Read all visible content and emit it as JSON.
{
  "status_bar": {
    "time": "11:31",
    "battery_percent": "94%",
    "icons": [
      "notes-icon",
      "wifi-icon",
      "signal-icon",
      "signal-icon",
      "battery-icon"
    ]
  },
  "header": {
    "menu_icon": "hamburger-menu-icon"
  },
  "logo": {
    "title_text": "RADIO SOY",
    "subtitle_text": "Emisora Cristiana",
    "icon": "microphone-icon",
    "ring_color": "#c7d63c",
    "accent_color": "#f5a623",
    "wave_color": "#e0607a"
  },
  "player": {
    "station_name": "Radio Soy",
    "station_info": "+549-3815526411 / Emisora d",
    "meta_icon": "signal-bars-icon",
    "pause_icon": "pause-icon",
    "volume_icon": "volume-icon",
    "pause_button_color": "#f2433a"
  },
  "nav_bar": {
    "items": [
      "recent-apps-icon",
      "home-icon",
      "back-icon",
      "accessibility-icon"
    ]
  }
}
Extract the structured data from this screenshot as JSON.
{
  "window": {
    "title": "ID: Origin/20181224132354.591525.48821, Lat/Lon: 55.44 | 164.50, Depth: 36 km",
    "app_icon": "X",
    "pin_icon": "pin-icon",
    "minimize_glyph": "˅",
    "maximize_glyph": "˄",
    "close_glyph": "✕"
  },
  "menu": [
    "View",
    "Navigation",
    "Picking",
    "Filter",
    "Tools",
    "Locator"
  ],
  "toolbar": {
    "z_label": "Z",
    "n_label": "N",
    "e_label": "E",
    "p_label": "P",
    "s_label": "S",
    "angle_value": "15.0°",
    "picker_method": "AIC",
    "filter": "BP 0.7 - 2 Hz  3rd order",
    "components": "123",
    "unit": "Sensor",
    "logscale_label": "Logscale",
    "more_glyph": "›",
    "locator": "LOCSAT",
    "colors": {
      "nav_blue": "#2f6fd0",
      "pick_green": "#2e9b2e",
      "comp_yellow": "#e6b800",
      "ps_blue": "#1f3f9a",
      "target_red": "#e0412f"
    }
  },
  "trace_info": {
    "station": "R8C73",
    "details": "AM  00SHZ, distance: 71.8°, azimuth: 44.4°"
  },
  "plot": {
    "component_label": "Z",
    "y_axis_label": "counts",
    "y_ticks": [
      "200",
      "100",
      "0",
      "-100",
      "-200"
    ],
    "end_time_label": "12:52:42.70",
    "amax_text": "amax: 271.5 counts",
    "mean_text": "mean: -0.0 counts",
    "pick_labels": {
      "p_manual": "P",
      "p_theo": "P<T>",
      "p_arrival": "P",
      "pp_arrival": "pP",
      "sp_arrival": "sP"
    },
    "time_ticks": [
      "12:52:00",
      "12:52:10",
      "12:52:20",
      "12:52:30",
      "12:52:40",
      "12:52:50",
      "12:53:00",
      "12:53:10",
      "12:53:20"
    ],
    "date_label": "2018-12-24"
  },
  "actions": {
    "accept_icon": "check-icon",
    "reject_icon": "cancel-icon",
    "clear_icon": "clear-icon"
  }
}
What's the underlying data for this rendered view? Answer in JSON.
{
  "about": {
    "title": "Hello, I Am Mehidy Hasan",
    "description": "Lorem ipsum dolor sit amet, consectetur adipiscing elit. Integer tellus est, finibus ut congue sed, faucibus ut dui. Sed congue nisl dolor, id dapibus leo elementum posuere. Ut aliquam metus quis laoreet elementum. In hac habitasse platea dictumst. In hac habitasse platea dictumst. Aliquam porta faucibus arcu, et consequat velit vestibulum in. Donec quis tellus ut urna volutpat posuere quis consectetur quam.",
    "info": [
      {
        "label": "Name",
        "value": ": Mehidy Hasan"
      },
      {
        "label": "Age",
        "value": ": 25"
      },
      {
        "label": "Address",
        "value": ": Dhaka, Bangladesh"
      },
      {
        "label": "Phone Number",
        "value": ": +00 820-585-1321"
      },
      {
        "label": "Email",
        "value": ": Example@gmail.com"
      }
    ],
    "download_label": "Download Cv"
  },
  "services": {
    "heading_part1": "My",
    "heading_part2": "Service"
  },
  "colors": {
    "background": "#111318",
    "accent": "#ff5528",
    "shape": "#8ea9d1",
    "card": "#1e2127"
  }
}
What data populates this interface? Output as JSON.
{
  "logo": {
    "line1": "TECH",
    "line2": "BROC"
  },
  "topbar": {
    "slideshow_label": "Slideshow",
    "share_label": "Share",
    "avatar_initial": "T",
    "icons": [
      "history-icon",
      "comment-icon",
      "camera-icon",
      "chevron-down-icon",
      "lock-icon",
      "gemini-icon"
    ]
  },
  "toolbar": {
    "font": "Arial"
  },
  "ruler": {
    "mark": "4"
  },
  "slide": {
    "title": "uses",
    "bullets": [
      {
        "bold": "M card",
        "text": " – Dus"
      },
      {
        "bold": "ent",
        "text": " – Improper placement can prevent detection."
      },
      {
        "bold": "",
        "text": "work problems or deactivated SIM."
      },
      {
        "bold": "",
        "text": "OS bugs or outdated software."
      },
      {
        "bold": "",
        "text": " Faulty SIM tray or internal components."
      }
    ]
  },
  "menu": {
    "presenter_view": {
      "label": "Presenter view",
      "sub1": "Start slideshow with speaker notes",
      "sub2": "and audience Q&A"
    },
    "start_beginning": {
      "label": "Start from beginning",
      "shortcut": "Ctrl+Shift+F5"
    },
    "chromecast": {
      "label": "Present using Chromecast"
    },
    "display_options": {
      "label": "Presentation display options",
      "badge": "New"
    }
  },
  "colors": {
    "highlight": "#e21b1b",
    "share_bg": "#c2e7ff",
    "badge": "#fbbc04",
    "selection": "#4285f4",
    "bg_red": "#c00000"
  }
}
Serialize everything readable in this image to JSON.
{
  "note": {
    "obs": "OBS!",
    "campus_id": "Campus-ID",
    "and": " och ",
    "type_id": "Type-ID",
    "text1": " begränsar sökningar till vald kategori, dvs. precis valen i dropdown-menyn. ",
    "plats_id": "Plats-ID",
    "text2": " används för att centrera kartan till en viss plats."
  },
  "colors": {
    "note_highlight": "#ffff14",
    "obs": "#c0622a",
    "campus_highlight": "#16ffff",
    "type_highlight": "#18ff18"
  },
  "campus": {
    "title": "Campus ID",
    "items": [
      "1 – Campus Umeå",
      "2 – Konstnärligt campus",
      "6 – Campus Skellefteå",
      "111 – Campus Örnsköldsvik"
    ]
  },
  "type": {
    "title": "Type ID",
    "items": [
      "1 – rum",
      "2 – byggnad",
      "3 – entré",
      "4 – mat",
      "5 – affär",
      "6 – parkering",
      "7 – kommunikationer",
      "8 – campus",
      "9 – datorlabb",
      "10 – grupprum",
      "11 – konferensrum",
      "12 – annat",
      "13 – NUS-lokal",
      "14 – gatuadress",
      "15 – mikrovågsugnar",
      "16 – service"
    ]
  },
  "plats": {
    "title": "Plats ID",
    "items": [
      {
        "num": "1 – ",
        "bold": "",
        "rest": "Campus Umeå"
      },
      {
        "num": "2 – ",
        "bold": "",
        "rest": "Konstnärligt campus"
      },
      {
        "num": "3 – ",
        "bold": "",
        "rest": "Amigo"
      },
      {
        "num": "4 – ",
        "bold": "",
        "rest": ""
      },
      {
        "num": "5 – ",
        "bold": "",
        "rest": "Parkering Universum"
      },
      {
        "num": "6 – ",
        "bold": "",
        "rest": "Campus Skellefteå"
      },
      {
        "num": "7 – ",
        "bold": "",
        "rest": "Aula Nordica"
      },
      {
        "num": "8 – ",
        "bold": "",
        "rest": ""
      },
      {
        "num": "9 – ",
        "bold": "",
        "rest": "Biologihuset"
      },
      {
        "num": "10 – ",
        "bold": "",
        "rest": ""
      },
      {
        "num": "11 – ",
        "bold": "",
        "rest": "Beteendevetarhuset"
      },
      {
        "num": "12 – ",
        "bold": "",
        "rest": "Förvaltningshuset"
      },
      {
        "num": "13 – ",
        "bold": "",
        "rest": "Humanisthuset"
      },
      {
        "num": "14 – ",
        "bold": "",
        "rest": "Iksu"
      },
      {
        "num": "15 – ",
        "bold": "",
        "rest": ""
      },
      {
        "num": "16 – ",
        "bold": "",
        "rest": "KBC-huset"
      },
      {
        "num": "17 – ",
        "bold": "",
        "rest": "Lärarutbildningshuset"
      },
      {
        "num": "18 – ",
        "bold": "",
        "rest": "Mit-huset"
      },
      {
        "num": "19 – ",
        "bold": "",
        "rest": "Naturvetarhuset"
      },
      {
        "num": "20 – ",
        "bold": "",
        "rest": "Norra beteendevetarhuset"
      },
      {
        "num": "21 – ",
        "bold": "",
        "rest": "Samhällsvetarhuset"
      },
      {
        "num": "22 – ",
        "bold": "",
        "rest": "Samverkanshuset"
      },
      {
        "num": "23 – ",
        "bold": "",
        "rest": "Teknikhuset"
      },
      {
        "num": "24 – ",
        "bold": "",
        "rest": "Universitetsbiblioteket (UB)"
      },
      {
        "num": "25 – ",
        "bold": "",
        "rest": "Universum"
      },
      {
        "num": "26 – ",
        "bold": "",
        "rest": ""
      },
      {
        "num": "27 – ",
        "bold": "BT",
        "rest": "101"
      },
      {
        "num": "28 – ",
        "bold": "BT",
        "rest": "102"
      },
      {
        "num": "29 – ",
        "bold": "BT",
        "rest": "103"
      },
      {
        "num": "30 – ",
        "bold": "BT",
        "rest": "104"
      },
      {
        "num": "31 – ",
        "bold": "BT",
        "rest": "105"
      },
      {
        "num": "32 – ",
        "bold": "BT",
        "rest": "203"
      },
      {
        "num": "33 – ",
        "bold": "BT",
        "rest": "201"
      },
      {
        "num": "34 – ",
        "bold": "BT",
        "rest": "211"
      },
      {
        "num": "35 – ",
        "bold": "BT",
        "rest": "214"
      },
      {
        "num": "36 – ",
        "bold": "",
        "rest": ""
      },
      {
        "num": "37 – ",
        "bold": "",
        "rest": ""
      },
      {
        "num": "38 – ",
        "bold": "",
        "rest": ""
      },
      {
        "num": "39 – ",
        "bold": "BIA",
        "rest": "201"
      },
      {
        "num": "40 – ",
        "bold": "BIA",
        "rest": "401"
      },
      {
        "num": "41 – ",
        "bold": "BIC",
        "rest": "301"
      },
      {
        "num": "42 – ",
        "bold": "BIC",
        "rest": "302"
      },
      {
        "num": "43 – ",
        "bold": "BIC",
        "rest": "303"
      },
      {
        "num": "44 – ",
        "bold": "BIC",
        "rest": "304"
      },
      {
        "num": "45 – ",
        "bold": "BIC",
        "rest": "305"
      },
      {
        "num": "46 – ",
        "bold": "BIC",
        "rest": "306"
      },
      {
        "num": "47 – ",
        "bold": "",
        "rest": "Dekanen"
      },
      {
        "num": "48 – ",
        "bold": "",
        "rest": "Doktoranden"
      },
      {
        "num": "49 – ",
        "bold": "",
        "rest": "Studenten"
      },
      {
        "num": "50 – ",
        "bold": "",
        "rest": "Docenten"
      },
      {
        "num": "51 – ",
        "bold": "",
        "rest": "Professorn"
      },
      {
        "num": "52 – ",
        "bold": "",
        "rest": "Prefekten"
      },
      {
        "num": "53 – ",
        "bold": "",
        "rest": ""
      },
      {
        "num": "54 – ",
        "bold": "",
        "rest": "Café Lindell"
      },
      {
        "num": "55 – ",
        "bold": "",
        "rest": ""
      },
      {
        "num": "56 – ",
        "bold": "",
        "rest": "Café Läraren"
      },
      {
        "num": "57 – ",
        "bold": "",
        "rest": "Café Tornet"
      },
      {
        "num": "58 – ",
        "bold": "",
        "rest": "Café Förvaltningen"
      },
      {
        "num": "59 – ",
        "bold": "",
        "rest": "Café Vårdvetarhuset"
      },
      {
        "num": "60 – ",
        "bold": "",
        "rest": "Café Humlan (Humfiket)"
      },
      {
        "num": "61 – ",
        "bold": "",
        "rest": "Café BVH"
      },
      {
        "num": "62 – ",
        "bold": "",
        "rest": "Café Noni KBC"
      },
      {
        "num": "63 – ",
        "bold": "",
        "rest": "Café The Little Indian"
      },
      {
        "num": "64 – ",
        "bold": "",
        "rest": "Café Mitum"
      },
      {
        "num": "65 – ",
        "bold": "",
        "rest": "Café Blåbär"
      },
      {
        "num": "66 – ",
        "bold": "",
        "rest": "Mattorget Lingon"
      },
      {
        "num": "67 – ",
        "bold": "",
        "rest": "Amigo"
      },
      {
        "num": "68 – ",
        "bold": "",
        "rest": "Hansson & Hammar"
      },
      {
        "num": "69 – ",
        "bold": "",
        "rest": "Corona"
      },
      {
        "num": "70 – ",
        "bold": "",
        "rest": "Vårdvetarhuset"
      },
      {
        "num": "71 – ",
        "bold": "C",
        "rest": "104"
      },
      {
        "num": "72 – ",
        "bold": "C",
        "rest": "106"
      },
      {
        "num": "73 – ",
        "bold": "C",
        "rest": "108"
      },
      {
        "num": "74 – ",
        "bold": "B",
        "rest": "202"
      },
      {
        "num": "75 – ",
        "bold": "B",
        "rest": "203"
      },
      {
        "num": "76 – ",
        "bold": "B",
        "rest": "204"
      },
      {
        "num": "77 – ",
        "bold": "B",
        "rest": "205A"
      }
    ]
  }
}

*Your task*: Check every line for "Emisora" and show the ones that have it.

*Exercise output*:
    "subtitle_text": "Emisora Cristiana",
    "station_info": "+549-3815526411 / Emisora d",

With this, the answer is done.